* _EXERCISE OBJECTIVE_: Give the number of lines in the entries that contain "село". State only the count.

* _RECORDS_:
** begin **
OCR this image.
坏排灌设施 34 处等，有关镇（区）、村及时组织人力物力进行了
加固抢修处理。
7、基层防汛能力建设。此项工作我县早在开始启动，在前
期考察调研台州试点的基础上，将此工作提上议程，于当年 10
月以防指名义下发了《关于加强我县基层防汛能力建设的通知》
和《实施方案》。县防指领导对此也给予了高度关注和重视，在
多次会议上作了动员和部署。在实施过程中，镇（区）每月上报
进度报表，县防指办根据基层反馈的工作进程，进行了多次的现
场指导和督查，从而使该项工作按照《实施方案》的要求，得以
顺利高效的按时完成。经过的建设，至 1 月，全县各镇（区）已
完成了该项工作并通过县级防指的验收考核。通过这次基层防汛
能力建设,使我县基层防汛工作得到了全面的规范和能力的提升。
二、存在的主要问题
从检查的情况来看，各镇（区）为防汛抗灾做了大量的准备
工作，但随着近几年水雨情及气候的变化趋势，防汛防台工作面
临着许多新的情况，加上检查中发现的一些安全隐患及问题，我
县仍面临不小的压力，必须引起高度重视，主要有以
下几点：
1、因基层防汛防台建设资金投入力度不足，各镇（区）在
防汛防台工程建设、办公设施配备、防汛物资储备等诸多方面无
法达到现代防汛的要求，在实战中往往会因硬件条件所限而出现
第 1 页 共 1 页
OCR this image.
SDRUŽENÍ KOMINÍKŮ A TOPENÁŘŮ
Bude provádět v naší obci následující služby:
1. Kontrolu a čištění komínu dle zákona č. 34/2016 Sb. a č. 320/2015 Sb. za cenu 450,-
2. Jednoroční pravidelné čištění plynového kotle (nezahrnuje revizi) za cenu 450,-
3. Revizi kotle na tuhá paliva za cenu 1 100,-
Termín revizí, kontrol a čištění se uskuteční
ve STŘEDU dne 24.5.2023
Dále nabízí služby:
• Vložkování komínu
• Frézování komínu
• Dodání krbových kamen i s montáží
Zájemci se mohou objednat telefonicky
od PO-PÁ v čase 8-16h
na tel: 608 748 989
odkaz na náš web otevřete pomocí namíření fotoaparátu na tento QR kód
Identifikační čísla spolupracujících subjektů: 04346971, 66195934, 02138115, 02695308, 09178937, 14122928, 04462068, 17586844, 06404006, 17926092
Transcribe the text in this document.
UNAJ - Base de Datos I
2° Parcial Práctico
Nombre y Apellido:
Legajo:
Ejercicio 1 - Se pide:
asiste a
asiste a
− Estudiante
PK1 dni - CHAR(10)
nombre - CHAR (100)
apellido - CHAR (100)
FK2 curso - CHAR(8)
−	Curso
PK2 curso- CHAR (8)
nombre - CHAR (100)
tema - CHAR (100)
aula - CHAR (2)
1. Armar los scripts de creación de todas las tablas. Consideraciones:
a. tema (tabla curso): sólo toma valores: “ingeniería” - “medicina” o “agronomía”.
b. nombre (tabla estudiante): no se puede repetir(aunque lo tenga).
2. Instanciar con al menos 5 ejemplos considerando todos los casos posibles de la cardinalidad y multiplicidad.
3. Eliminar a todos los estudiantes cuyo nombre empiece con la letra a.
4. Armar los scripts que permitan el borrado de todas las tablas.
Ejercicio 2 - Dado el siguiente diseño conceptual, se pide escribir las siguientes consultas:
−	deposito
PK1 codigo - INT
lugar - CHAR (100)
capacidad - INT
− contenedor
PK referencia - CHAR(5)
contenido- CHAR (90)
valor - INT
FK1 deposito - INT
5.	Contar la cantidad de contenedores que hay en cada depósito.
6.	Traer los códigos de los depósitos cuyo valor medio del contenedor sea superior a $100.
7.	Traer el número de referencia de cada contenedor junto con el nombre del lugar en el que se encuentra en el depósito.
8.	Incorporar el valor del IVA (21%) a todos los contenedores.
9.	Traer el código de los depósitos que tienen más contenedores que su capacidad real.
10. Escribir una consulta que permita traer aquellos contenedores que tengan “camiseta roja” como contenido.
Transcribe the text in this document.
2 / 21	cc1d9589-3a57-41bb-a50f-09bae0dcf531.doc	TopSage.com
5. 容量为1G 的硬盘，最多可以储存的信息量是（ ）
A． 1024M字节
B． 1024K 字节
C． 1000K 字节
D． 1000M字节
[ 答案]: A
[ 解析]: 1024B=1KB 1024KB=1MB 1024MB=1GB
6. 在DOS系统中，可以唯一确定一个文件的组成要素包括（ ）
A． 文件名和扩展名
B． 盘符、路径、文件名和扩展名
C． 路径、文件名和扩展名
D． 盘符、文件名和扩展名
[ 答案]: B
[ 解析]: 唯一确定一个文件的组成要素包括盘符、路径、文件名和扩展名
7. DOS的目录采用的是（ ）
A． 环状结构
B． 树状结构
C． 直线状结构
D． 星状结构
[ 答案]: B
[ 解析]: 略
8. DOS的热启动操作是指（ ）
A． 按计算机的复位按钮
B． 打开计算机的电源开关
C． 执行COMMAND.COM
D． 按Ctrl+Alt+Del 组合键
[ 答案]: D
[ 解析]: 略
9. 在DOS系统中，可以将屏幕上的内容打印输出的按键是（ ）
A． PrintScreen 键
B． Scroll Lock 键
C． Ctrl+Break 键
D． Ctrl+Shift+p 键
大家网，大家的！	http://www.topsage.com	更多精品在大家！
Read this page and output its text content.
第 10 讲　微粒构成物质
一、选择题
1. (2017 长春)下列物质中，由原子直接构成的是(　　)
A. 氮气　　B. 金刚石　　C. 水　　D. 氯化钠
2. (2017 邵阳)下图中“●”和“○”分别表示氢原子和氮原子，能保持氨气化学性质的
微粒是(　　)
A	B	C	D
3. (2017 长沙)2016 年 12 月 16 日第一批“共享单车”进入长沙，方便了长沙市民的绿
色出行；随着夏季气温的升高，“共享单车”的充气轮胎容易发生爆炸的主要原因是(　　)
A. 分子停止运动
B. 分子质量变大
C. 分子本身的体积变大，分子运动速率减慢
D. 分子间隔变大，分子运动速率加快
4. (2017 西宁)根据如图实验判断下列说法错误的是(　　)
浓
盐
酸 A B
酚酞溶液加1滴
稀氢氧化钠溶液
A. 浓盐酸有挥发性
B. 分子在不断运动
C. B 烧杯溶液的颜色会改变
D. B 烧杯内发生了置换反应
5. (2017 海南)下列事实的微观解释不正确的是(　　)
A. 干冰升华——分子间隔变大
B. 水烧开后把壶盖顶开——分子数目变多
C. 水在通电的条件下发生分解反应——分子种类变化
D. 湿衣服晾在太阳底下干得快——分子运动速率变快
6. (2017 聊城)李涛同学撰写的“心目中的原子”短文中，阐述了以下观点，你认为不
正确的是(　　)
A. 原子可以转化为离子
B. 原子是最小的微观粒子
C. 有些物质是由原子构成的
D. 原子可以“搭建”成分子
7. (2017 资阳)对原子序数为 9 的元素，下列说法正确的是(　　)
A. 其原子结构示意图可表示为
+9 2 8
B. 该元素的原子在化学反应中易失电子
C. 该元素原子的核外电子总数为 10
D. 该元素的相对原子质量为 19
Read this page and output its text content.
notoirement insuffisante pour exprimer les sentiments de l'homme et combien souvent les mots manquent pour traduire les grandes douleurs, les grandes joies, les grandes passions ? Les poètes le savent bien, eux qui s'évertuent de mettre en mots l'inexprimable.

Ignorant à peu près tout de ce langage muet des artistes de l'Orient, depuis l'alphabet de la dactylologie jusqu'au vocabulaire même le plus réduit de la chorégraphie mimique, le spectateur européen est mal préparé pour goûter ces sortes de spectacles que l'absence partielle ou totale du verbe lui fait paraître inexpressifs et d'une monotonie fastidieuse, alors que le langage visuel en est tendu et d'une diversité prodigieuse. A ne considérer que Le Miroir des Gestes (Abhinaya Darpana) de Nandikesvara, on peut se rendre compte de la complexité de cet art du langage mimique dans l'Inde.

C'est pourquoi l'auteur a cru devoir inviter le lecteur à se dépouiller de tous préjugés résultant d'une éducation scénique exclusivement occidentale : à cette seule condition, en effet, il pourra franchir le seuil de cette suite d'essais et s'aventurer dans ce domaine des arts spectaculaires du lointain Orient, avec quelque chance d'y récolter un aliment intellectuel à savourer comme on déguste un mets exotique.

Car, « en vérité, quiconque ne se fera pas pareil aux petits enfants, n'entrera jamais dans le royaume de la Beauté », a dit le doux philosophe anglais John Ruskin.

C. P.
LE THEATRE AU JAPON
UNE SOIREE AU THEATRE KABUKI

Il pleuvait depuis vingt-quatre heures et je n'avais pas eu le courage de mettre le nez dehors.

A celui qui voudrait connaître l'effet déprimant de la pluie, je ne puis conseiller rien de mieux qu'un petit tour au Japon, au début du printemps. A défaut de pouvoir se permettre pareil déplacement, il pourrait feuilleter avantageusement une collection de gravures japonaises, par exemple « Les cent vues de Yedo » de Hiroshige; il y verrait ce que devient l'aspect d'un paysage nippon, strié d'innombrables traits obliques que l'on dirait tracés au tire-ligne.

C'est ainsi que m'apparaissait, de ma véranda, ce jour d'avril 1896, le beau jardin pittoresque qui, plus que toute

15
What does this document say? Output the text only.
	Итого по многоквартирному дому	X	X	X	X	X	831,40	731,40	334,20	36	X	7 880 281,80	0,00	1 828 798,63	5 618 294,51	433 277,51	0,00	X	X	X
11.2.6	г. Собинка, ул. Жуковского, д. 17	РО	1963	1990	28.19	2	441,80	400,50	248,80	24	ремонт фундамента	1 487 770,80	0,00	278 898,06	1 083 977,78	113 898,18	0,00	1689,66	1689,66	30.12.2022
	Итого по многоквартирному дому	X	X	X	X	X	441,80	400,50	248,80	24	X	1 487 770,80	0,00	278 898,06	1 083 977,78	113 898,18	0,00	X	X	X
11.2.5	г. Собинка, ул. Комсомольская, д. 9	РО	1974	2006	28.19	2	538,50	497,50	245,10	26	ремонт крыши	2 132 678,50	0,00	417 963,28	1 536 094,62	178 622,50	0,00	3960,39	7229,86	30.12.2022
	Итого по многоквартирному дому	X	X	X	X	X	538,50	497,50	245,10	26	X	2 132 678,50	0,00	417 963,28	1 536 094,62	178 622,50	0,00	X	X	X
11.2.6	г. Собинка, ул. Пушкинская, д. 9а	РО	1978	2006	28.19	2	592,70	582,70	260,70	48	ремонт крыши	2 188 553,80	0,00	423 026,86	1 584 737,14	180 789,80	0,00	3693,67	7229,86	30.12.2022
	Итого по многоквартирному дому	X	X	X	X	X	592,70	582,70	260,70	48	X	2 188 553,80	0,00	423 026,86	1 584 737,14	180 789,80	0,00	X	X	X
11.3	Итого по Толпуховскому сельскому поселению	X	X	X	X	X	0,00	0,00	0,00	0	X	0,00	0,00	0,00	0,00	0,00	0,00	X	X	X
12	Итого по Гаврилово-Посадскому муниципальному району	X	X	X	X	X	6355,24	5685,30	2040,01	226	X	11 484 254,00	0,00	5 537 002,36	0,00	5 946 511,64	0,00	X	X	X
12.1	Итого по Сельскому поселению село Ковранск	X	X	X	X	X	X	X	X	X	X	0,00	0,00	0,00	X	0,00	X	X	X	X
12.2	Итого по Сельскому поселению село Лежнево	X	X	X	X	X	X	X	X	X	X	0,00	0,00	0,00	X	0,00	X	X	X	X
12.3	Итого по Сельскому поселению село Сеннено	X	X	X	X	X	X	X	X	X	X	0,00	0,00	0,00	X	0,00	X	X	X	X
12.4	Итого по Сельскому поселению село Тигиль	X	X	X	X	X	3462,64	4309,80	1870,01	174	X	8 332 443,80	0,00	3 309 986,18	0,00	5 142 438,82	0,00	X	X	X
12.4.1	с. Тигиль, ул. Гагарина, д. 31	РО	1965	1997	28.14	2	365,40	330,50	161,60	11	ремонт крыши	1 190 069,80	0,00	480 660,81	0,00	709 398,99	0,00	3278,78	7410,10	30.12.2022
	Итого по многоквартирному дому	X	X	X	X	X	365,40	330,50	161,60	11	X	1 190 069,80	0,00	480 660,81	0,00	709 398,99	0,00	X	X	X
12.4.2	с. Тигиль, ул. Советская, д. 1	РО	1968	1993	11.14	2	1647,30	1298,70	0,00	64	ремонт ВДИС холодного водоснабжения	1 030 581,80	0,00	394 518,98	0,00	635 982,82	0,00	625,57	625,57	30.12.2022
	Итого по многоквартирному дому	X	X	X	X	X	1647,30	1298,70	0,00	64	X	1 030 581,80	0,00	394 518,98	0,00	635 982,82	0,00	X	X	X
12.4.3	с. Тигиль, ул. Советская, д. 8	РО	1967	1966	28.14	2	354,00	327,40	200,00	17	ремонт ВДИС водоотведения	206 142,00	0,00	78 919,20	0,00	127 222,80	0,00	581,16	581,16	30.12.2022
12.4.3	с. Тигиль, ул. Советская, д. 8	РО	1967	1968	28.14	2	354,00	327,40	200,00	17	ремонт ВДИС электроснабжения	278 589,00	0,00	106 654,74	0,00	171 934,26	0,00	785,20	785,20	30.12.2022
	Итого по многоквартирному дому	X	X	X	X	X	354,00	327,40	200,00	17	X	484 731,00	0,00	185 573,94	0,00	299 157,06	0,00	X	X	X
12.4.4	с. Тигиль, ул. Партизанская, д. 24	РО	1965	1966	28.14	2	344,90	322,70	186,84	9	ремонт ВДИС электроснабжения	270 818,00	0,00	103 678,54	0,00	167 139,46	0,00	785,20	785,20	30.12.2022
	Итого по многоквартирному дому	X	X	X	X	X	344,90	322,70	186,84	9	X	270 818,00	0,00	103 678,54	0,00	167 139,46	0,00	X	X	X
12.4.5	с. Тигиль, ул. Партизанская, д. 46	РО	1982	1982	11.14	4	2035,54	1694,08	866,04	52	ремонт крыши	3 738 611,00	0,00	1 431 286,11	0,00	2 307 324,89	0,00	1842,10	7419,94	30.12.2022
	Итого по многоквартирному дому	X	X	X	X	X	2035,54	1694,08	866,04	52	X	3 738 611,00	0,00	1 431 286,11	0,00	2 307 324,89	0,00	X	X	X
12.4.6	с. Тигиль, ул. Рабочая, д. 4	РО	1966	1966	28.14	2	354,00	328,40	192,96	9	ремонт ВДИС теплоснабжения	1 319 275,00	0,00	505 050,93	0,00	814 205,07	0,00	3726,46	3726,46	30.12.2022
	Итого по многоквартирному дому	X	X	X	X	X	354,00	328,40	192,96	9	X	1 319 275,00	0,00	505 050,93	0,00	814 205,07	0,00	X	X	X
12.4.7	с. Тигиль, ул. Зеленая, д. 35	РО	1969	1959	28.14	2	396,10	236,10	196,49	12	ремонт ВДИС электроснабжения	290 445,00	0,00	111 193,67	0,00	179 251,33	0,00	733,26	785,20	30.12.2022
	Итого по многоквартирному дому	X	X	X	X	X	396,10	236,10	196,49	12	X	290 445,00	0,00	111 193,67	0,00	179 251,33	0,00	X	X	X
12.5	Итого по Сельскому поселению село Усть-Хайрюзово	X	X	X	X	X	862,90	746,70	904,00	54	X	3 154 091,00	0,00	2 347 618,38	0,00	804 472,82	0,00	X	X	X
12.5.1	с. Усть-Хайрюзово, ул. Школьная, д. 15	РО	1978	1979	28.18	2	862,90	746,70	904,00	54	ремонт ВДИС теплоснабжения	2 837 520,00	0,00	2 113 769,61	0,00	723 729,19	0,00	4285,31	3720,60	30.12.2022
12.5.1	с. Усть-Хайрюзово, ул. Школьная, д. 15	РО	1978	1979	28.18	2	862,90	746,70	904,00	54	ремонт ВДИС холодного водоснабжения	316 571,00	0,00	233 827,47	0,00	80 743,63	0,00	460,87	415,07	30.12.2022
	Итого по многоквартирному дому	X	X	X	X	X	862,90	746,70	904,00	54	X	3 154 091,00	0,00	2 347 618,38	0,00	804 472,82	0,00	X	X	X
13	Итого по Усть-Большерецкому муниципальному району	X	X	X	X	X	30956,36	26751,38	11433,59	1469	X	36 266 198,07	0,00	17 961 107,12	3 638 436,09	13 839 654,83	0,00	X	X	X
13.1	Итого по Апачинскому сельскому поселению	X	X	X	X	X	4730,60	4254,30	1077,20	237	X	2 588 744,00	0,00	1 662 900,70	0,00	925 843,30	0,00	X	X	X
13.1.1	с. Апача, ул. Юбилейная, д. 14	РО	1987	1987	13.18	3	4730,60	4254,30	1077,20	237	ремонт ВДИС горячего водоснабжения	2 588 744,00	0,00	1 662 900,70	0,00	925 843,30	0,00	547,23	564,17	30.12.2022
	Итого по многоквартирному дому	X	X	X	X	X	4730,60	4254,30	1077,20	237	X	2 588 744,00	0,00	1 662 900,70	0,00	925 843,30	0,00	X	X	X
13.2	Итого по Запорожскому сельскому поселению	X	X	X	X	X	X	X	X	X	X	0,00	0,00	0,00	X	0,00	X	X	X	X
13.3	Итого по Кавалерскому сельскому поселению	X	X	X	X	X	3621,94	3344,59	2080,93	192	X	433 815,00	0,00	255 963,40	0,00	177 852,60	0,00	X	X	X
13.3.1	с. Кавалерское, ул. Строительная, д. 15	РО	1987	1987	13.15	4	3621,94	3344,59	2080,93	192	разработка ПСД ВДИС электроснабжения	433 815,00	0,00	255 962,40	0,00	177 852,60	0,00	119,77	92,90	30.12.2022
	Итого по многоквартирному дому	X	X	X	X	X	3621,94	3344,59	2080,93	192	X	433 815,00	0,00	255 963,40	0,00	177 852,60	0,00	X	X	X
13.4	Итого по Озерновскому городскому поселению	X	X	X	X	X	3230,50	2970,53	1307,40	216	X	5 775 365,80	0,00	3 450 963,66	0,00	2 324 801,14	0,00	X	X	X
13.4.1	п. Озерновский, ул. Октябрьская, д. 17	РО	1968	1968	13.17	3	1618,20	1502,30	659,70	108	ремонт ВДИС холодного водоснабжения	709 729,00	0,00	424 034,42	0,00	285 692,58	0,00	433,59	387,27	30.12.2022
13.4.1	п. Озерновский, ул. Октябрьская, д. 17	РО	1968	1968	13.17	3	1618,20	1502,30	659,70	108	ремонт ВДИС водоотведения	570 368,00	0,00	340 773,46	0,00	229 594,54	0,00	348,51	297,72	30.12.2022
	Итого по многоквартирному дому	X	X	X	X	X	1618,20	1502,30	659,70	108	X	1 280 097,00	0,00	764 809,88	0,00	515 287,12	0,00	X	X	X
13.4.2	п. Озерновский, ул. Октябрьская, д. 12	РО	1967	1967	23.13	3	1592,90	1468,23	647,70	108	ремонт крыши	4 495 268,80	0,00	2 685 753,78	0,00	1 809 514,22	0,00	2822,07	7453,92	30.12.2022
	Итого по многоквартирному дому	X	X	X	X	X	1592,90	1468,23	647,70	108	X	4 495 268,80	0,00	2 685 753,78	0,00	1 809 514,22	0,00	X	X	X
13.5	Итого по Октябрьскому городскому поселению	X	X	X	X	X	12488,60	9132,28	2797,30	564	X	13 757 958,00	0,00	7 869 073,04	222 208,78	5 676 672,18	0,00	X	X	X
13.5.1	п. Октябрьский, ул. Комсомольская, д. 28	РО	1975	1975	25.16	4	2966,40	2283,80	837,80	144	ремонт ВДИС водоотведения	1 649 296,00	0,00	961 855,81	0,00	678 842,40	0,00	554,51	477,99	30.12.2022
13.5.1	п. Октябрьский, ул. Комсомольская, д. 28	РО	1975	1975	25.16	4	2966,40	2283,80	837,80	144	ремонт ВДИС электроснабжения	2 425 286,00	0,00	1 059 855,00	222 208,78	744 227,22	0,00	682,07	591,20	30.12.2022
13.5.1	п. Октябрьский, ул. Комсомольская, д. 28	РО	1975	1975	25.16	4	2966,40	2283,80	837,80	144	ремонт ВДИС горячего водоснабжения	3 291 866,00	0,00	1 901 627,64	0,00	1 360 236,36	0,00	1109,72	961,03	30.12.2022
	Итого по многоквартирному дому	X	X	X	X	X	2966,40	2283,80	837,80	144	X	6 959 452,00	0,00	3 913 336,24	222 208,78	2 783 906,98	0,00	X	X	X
** end **
* _FINISHED ANSWER_: 5